------ DATA FOR PROCESSING

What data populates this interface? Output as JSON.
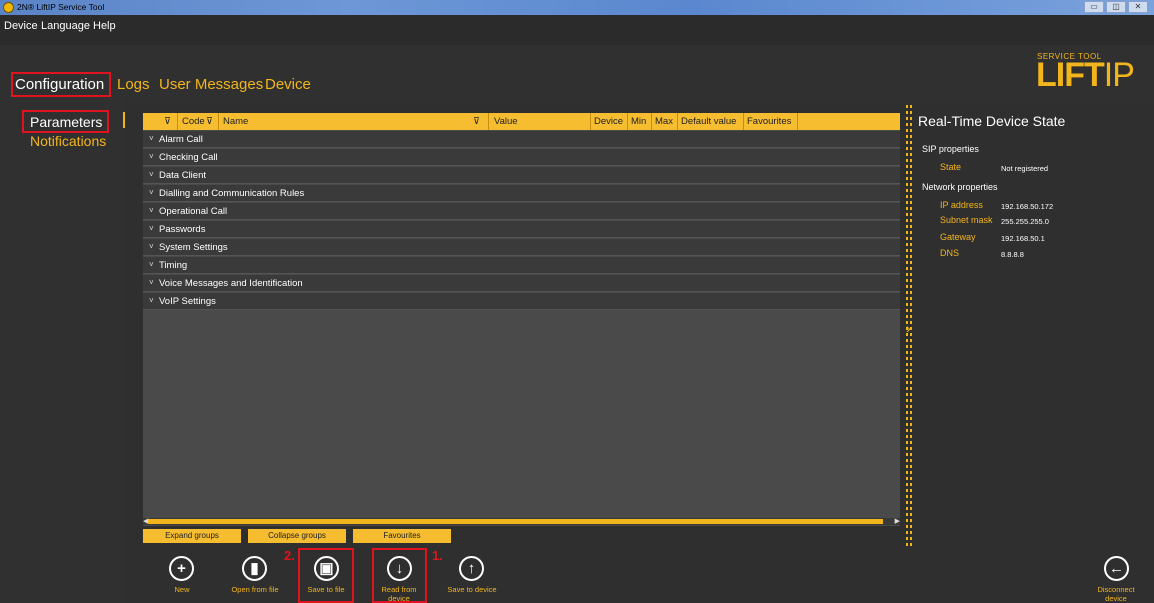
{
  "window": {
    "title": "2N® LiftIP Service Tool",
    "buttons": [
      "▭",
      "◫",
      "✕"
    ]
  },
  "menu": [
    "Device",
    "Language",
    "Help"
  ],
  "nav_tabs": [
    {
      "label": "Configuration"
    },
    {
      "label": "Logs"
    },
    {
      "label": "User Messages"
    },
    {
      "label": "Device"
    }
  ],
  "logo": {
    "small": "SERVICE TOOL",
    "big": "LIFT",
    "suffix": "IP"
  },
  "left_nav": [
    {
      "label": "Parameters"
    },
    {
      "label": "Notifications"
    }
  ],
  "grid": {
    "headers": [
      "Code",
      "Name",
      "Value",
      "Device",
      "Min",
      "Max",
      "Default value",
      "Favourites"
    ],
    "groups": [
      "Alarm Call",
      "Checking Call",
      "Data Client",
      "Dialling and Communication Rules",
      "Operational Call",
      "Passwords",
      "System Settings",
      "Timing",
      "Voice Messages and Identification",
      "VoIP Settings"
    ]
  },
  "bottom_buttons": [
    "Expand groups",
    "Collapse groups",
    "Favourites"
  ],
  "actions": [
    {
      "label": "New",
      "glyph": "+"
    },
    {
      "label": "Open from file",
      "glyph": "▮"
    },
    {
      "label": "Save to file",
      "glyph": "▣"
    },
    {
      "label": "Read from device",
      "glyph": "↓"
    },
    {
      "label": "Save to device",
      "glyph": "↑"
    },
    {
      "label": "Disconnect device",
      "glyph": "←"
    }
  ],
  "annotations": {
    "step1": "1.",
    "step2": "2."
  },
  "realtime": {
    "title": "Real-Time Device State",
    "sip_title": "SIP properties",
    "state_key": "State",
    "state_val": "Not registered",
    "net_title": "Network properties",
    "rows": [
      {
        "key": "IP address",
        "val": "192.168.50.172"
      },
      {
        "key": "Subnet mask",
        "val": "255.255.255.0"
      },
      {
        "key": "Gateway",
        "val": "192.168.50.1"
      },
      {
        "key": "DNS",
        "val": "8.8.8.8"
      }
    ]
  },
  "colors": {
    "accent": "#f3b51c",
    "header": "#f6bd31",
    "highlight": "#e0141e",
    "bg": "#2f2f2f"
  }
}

------------

- **EXERCISE AIM**
Show the lines where the word "from" appears in the entries.

- **RESPONSE**
      "label": "Open from file",
      "label": "Read from device",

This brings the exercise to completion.